Task prompt: Make an exact copy of all the material below, apart from the pictures.

--- Start of Listed entries ---

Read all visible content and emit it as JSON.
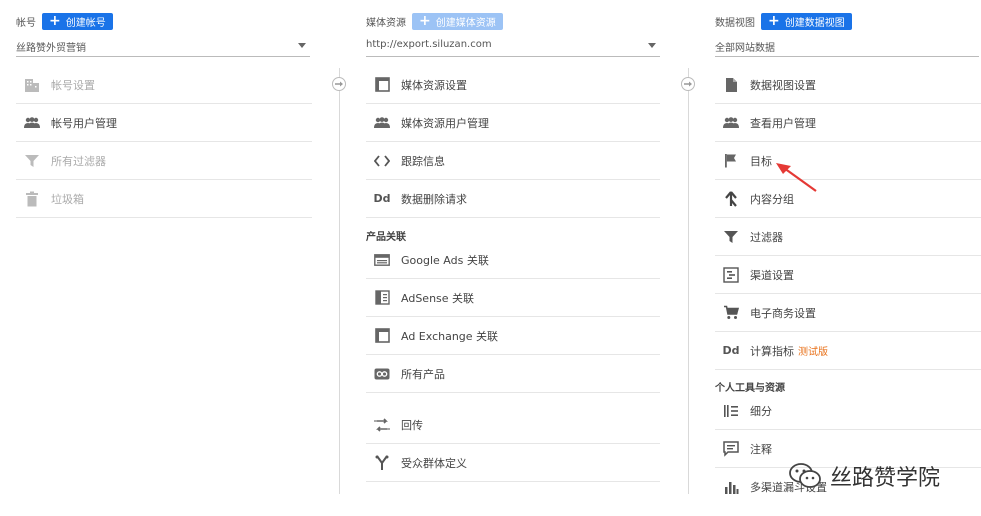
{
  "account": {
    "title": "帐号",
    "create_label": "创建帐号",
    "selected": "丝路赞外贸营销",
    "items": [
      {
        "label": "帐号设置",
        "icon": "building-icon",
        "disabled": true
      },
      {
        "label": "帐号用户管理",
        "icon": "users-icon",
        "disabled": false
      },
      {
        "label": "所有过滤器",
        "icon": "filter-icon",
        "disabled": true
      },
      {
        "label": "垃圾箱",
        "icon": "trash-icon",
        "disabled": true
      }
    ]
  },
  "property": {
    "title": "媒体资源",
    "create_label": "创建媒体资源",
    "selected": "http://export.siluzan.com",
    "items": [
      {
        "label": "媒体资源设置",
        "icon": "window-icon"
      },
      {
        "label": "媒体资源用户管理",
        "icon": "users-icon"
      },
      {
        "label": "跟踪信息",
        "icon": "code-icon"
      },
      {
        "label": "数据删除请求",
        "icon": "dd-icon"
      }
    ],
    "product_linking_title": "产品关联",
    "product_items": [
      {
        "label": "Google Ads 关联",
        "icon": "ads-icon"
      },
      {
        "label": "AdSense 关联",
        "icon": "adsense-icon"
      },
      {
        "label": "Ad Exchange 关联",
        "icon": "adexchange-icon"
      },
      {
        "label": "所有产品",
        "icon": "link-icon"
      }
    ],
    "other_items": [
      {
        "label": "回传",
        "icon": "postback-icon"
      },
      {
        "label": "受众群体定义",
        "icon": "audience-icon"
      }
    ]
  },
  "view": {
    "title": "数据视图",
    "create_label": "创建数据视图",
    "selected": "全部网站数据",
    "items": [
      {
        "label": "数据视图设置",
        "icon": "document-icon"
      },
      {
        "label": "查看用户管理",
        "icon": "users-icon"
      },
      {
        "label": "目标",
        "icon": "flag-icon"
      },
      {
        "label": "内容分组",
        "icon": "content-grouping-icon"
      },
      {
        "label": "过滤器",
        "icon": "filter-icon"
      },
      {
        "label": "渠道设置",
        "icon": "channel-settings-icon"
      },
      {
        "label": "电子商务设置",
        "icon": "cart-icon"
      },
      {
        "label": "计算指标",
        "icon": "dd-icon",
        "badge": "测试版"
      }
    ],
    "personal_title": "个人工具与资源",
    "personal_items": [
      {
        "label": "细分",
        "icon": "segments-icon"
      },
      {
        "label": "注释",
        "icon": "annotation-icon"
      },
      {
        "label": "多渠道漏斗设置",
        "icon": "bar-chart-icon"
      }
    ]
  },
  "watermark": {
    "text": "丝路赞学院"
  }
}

--- End of Listed entries ---

Answer to the exercise:
Read all visible content and emit it as JSON.
{
  "account": {
    "title": "帐号",
    "create_label": "创建帐号",
    "selected": "丝路赞外贸营销",
    "items": [
      {
        "label": "帐号设置",
        "icon": "building-icon",
        "disabled": true
      },
      {
        "label": "帐号用户管理",
        "icon": "users-icon",
        "disabled": false
      },
      {
        "label": "所有过滤器",
        "icon": "filter-icon",
        "disabled": true
      },
      {
        "label": "垃圾箱",
        "icon": "trash-icon",
        "disabled": true
      }
    ]
  },
  "property": {
    "title": "媒体资源",
    "create_label": "创建媒体资源",
    "selected": "http://export.siluzan.com",
    "items": [
      {
        "label": "媒体资源设置",
        "icon": "window-icon"
      },
      {
        "label": "媒体资源用户管理",
        "icon": "users-icon"
      },
      {
        "label": "跟踪信息",
        "icon": "code-icon"
      },
      {
        "label": "数据删除请求",
        "icon": "dd-icon"
      }
    ],
    "product_linking_title": "产品关联",
    "product_items": [
      {
        "label": "Google Ads 关联",
        "icon": "ads-icon"
      },
      {
        "label": "AdSense 关联",
        "icon": "adsense-icon"
      },
      {
        "label": "Ad Exchange 关联",
        "icon": "adexchange-icon"
      },
      {
        "label": "所有产品",
        "icon": "link-icon"
      }
    ],
    "other_items": [
      {
        "label": "回传",
        "icon": "postback-icon"
      },
      {
        "label": "受众群体定义",
        "icon": "audience-icon"
      }
    ]
  },
  "view": {
    "title": "数据视图",
    "create_label": "创建数据视图",
    "selected": "全部网站数据",
    "items": [
      {
        "label": "数据视图设置",
        "icon": "document-icon"
      },
      {
        "label": "查看用户管理",
        "icon": "users-icon"
      },
      {
        "label": "目标",
        "icon": "flag-icon"
      },
      {
        "label": "内容分组",
        "icon": "content-grouping-icon"
      },
      {
        "label": "过滤器",
        "icon": "filter-icon"
      },
      {
        "label": "渠道设置",
        "icon": "channel-settings-icon"
      },
      {
        "label": "电子商务设置",
        "icon": "cart-icon"
      },
      {
        "label": "计算指标",
        "icon": "dd-icon",
        "badge": "测试版"
      }
    ],
    "personal_title": "个人工具与资源",
    "personal_items": [
      {
        "label": "细分",
        "icon": "segments-icon"
      },
      {
        "label": "注释",
        "icon": "annotation-icon"
      },
      {
        "label": "多渠道漏斗设置",
        "icon": "bar-chart-icon"
      }
    ]
  },
  "watermark": {
    "text": "丝路赞学院"
  }
}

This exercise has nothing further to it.